== Information shown ==

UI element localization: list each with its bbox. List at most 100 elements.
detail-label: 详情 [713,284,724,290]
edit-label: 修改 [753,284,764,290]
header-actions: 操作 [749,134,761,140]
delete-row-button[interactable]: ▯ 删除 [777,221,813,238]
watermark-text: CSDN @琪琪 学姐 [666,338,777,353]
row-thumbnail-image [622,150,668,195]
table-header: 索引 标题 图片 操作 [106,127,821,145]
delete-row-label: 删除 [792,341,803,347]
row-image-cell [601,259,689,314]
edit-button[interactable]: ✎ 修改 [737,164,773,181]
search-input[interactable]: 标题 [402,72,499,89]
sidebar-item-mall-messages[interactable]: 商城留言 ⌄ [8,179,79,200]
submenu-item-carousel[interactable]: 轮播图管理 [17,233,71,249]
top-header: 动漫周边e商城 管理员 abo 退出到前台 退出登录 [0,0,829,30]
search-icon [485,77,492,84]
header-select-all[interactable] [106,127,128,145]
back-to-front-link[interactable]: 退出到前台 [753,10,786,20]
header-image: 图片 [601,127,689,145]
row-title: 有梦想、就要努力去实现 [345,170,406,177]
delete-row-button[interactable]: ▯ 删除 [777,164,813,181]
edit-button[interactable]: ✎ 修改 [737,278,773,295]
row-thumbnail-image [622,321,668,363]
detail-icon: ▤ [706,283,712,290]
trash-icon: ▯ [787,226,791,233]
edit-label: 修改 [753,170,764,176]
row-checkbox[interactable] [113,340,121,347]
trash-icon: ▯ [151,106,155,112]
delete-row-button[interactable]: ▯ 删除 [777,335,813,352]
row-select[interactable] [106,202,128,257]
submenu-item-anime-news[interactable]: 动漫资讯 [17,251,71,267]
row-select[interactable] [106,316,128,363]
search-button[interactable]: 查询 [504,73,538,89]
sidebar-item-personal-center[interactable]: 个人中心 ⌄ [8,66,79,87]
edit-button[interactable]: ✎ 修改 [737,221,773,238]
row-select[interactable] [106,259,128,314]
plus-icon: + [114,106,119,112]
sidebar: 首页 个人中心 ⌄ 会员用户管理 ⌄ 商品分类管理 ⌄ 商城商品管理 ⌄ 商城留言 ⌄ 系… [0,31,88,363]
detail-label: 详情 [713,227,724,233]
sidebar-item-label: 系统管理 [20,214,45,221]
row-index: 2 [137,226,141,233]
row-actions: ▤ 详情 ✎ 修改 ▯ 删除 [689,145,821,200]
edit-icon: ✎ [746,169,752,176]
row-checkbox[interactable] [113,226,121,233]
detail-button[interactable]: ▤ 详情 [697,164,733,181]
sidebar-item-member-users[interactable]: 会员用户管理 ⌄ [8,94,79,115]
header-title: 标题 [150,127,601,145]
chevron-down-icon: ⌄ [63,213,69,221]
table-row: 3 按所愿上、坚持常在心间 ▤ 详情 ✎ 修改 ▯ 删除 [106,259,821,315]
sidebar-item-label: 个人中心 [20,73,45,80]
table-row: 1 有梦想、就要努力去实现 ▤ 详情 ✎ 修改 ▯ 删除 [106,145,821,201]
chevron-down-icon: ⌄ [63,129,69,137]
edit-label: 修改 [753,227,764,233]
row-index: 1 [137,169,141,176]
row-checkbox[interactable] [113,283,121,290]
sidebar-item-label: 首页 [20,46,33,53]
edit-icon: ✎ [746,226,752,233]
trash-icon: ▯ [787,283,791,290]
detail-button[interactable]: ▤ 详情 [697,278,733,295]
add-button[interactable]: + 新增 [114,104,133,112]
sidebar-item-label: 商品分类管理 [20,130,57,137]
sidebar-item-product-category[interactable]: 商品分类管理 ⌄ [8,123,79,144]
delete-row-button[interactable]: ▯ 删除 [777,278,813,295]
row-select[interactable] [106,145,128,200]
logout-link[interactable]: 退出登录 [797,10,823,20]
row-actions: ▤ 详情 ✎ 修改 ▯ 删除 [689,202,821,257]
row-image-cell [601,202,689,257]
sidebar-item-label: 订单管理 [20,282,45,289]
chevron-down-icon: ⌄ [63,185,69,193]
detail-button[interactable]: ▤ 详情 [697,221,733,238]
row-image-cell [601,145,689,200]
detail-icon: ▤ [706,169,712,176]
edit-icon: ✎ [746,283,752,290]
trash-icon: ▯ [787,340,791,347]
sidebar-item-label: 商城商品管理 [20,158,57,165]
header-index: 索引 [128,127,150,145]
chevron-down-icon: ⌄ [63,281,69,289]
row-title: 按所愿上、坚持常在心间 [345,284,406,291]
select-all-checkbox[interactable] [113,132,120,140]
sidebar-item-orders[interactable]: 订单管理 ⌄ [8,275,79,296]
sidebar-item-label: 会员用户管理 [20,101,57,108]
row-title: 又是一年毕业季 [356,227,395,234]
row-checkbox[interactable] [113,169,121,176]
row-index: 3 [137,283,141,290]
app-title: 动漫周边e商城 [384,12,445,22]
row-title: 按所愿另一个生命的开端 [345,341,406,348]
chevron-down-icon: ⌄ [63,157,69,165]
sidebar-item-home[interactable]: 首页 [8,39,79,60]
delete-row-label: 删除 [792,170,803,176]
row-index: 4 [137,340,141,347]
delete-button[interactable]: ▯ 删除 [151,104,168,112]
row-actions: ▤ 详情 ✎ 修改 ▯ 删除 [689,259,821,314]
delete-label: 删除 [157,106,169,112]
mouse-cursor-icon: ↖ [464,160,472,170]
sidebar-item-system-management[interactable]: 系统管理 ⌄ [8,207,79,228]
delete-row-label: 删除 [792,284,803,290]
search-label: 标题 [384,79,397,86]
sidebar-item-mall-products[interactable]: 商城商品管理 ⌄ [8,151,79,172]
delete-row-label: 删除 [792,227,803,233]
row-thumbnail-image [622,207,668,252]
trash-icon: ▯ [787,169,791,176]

== Objective ==
Reproduce every line of the records above word for word, without changing anything.

== Solution for this problem ==
UI element localization: list each with its bbox. List at most 100 elements.
detail-label: 详情 [713,284,724,290]
edit-label: 修改 [753,284,764,290]
header-actions: 操作 [749,134,761,140]
delete-row-button[interactable]: ▯ 删除 [777,221,813,238]
watermark-text: CSDN @琪琪 学姐 [666,338,777,353]
row-thumbnail-image [622,150,668,195]
table-header: 索引 标题 图片 操作 [106,127,821,145]
delete-row-label: 删除 [792,341,803,347]
row-image-cell [601,259,689,314]
edit-button[interactable]: ✎ 修改 [737,164,773,181]
search-input[interactable]: 标题 [402,72,499,89]
sidebar-item-mall-messages[interactable]: 商城留言 ⌄ [8,179,79,200]
submenu-item-carousel[interactable]: 轮播图管理 [17,233,71,249]
top-header: 动漫周边e商城 管理员 abo 退出到前台 退出登录 [0,0,829,30]
search-icon [485,77,492,84]
header-select-all[interactable] [106,127,128,145]
back-to-front-link[interactable]: 退出到前台 [753,10,786,20]
header-image: 图片 [601,127,689,145]
row-title: 有梦想、就要努力去实现 [345,170,406,177]
delete-row-button[interactable]: ▯ 删除 [777,164,813,181]
edit-button[interactable]: ✎ 修改 [737,278,773,295]
row-thumbnail-image [622,321,668,363]
detail-icon: ▤ [706,283,712,290]
trash-icon: ▯ [787,226,791,233]
edit-label: 修改 [753,170,764,176]
row-checkbox[interactable] [113,340,121,347]
trash-icon: ▯ [151,106,155,112]
delete-row-button[interactable]: ▯ 删除 [777,335,813,352]
row-select[interactable] [106,202,128,257]
submenu-item-anime-news[interactable]: 动漫资讯 [17,251,71,267]
row-select[interactable] [106,316,128,363]
search-button[interactable]: 查询 [504,73,538,89]
sidebar-item-personal-center[interactable]: 个人中心 ⌄ [8,66,79,87]
edit-button[interactable]: ✎ 修改 [737,221,773,238]
row-select[interactable] [106,259,128,314]
plus-icon: + [114,106,119,112]
sidebar: 首页 个人中心 ⌄ 会员用户管理 ⌄ 商品分类管理 ⌄ 商城商品管理 ⌄ 商城留言 ⌄ 系… [0,31,88,363]
detail-label: 详情 [713,227,724,233]
sidebar-item-label: 系统管理 [20,214,45,221]
row-index: 2 [137,226,141,233]
row-actions: ▤ 详情 ✎ 修改 ▯ 删除 [689,145,821,200]
edit-icon: ✎ [746,169,752,176]
row-checkbox[interactable] [113,226,121,233]
detail-button[interactable]: ▤ 详情 [697,164,733,181]
sidebar-item-member-users[interactable]: 会员用户管理 ⌄ [8,94,79,115]
header-title: 标题 [150,127,601,145]
chevron-down-icon: ⌄ [63,213,69,221]
table-row: 3 按所愿上、坚持常在心间 ▤ 详情 ✎ 修改 ▯ 删除 [106,259,821,315]
sidebar-item-label: 个人中心 [20,73,45,80]
table-row: 1 有梦想、就要努力去实现 ▤ 详情 ✎ 修改 ▯ 删除 [106,145,821,201]
chevron-down-icon: ⌄ [63,129,69,137]
edit-label: 修改 [753,227,764,233]
row-index: 1 [137,169,141,176]
row-checkbox[interactable] [113,283,121,290]
sidebar-item-label: 首页 [20,46,33,53]
edit-icon: ✎ [746,226,752,233]
trash-icon: ▯ [787,283,791,290]
detail-button[interactable]: ▤ 详情 [697,278,733,295]
add-button[interactable]: + 新增 [114,104,133,112]
sidebar-item-label: 商品分类管理 [20,130,57,137]
sidebar-item-product-category[interactable]: 商品分类管理 ⌄ [8,123,79,144]
delete-row-button[interactable]: ▯ 删除 [777,278,813,295]
row-select[interactable] [106,145,128,200]
logout-link[interactable]: 退出登录 [797,10,823,20]
row-actions: ▤ 详情 ✎ 修改 ▯ 删除 [689,202,821,257]
row-image-cell [601,202,689,257]
sidebar-item-label: 订单管理 [20,282,45,289]
chevron-down-icon: ⌄ [63,185,69,193]
detail-button[interactable]: ▤ 详情 [697,221,733,238]
row-image-cell [601,145,689,200]
detail-icon: ▤ [706,169,712,176]
edit-icon: ✎ [746,283,752,290]
trash-icon: ▯ [787,340,791,347]
sidebar-item-label: 商城商品管理 [20,158,57,165]
header-index: 索引 [128,127,150,145]
chevron-down-icon: ⌄ [63,281,69,289]
row-title: 按所愿上、坚持常在心间 [345,284,406,291]
select-all-checkbox[interactable] [113,132,120,140]
sidebar-item-orders[interactable]: 订单管理 ⌄ [8,275,79,296]
sidebar-item-label: 会员用户管理 [20,101,57,108]
row-title: 又是一年毕业季 [356,227,395,234]
row-checkbox[interactable] [113,169,121,176]
row-index: 3 [137,283,141,290]
app-title: 动漫周边e商城 [384,12,445,22]
row-title: 按所愿另一个生命的开端 [345,341,406,348]
chevron-down-icon: ⌄ [63,157,69,165]
sidebar-item-home[interactable]: 首页 [8,39,79,60]
delete-row-label: 删除 [792,170,803,176]
row-index: 4 [137,340,141,347]
delete-button[interactable]: ▯ 删除 [151,104,168,112]
row-actions: ▤ 详情 ✎ 修改 ▯ 删除 [689,259,821,314]
delete-label: 删除 [157,106,169,112]
mouse-cursor-icon: ↖ [464,160,472,170]
sidebar-item-system-management[interactable]: 系统管理 ⌄ [8,207,79,228]
delete-row-label: 删除 [792,284,803,290]
search-label: 标题 [384,79,397,86]
sidebar-item-mall-products[interactable]: 商城商品管理 ⌄ [8,151,79,172]
delete-row-label: 删除 [792,227,803,233]
row-thumbnail-image [622,207,668,252]
trash-icon: ▯ [787,169,791,176]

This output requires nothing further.